* [SOURCE DATA]:
^^^^^^^^

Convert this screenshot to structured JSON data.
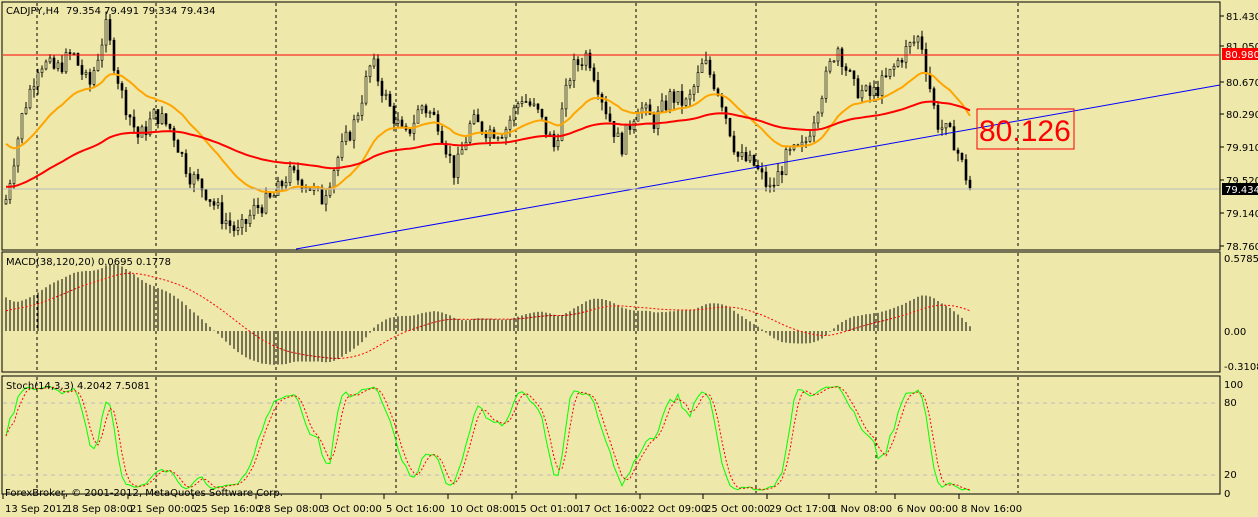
{
  "header": {
    "symbol": "CADJPY,H4",
    "ohlc": "79.354 79.491 79.334 79.434"
  },
  "macd_label": "MACD(38,120,20) 0.0695 0.1778",
  "stoch_label": "Stoch(14,3,3) 4.2042 7.5081",
  "copyright": "ForexBroker, © 2001-2012, MetaQuotes Software Corp.",
  "price_marker": "80.126",
  "colors": {
    "background": "#EEE8AA",
    "fast_ma": "#FFA500",
    "slow_ma": "#FF0000",
    "trendline": "#0000FF",
    "stoch_main": "#00FF00",
    "stoch_signal": "#FF0000",
    "marker": "#FF0000"
  },
  "chart_data": {
    "type": "candlestick",
    "price_axis": {
      "ticks": [
        "81.430",
        "81.050",
        "80.670",
        "80.290",
        "79.910",
        "79.520",
        "79.140",
        "78.760"
      ],
      "range": [
        78.76,
        81.43
      ],
      "bid_label": "79.434",
      "line_label": "80.980"
    },
    "macd_axis": {
      "ticks": [
        "0.5785",
        "0.00",
        "-0.3108"
      ],
      "range": [
        -0.3108,
        0.5785
      ]
    },
    "stoch_axis": {
      "ticks": [
        "100",
        "80",
        "20",
        "0"
      ],
      "range": [
        0,
        100
      ]
    },
    "time_labels": [
      "13 Sep 2012",
      "18 Sep 08:00",
      "21 Sep 00:00",
      "25 Sep 16:00",
      "28 Sep 08:00",
      "3 Oct 00:00",
      "5 Oct 16:00",
      "10 Oct 08:00",
      "15 Oct 01:00",
      "17 Oct 16:00",
      "22 Oct 09:00",
      "25 Oct 00:00",
      "29 Oct 17:00",
      "1 Nov 08:00",
      "6 Nov 00:00",
      "8 Nov 16:00"
    ],
    "approx_close_path": [
      79.3,
      80.3,
      80.9,
      80.8,
      81.0,
      80.6,
      81.3,
      80.5,
      80.0,
      80.3,
      80.1,
      79.6,
      79.4,
      79.1,
      78.9,
      79.2,
      79.3,
      79.6,
      79.5,
      79.3,
      79.8,
      80.2,
      80.9,
      80.4,
      80.0,
      80.4,
      80.2,
      79.6,
      80.2,
      80.1,
      80.1,
      80.5,
      80.3,
      79.9,
      80.8,
      81.0,
      80.4,
      79.9,
      80.4,
      80.2,
      80.5,
      80.4,
      80.9,
      80.5,
      79.8,
      79.7,
      79.4,
      79.8,
      79.9,
      80.5,
      81.1,
      80.6,
      80.5,
      80.7,
      81.0,
      81.2,
      80.2,
      80.0,
      79.434
    ]
  }
}
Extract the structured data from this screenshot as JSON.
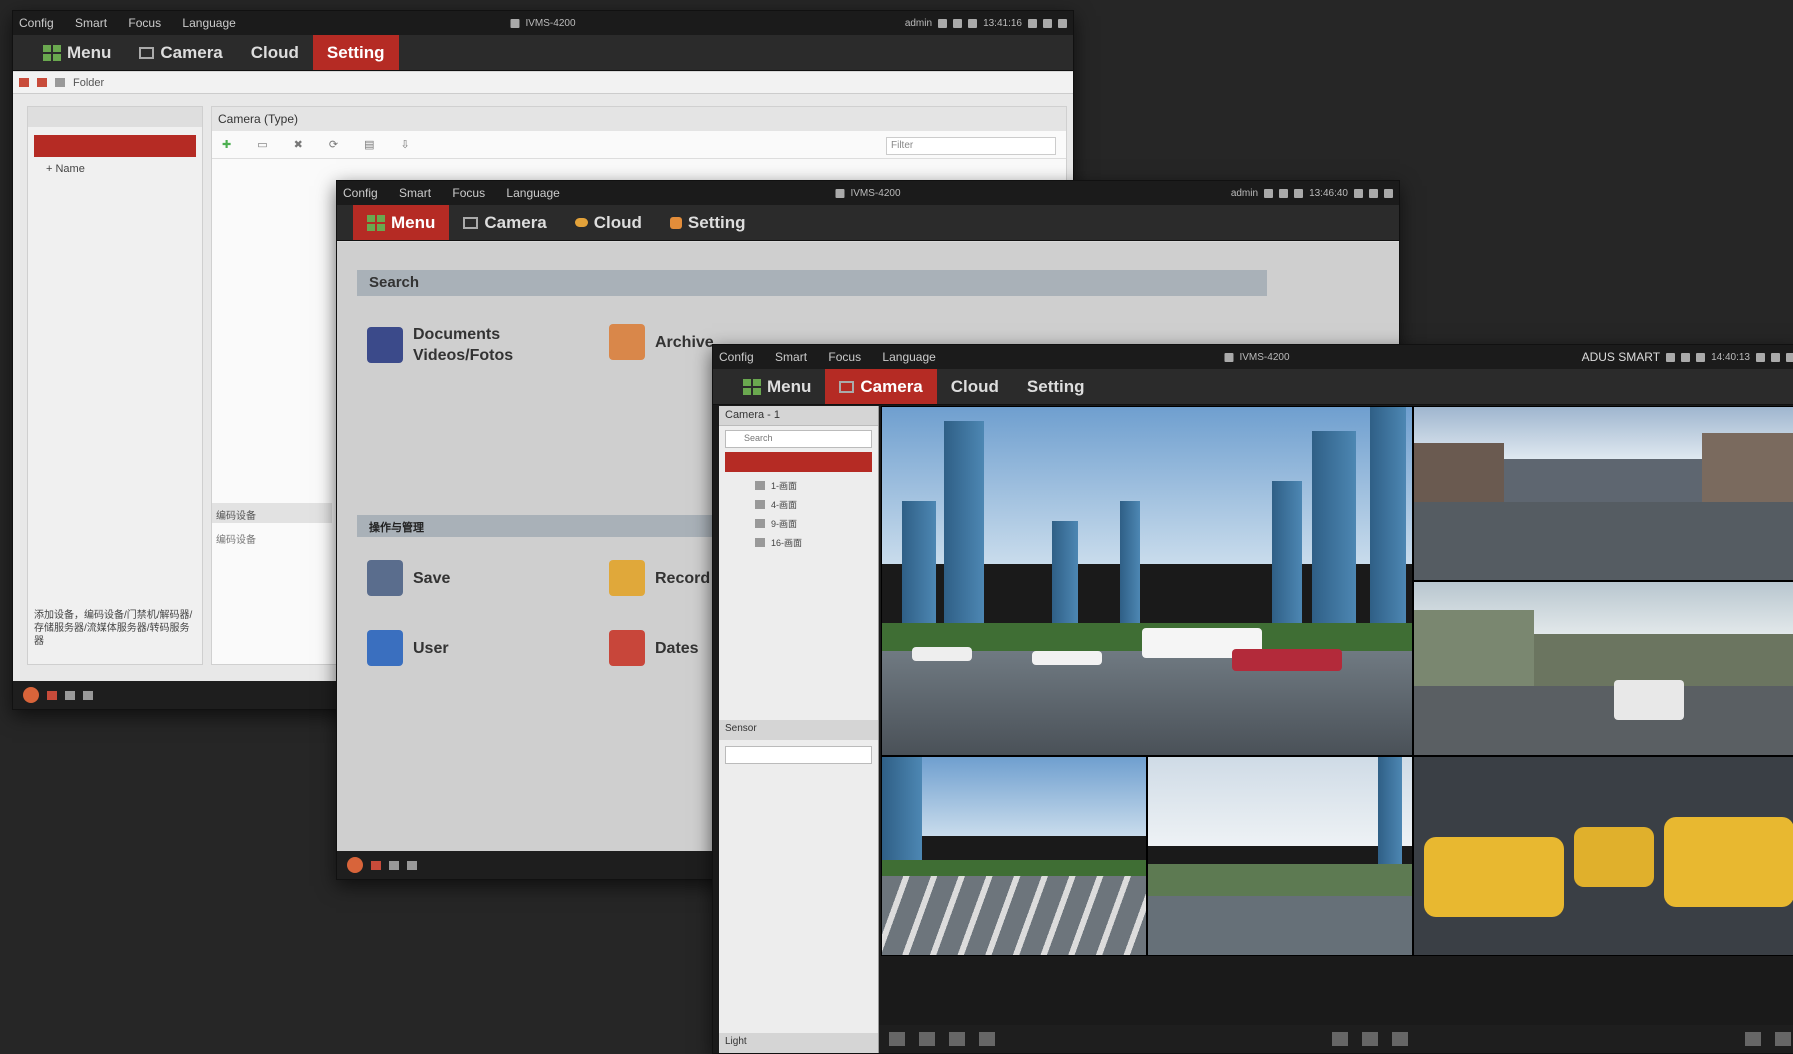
{
  "menu_top": [
    "Config",
    "Smart",
    "Focus",
    "Language"
  ],
  "app_title": "IVMS-4200",
  "nav": {
    "menu": "Menu",
    "camera": "Camera",
    "cloud": "Cloud",
    "setting": "Setting"
  },
  "w1": {
    "time": "13:41:16",
    "user": "admin",
    "breadcrumb": "Folder",
    "tree_item": "Name",
    "pane_title": "Camera (Type)",
    "filter_placeholder": "Filter",
    "sub_title": "编码设备",
    "sub_row": "编码设备",
    "note": "添加设备，编码设备/门禁机/解码器/存储服务器/流媒体服务器/转码服务器"
  },
  "w2": {
    "time": "13:46:40",
    "user": "admin",
    "search_label": "Search",
    "section2_label": "操作与管理",
    "tiles": [
      {
        "line1": "Documents",
        "line2": "Videos/Fotos",
        "icon_color": "#3b4a8a"
      },
      {
        "line1": "Archive",
        "line2": "",
        "icon_color": "#d9874a"
      },
      {
        "line1": "Save",
        "line2": "",
        "icon_color": "#5a6d8d"
      },
      {
        "line1": "Record",
        "line2": "",
        "icon_color": "#e0a83a"
      },
      {
        "line1": "User",
        "line2": "",
        "icon_color": "#3a6fbf"
      },
      {
        "line1": "Dates",
        "line2": "",
        "icon_color": "#c8463a"
      }
    ]
  },
  "w3": {
    "brand": "ADUS SMART",
    "time": "14:40:13",
    "camera_header": "Camera - 1",
    "search_placeholder": "Search",
    "tree": [
      "1-画面",
      "4-画面",
      "9-画面",
      "16-画面"
    ],
    "section_sensor": "Sensor",
    "section_light": "Light"
  },
  "colors": {
    "accent": "#b52b24",
    "bar": "#2b2b2b"
  }
}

^^^^^^^^

* [EXERCISE BRIEF]: Note how many lines in the listing above hold the string "structured", then give only that figure.

* [CORRECT OUTPUT]: 2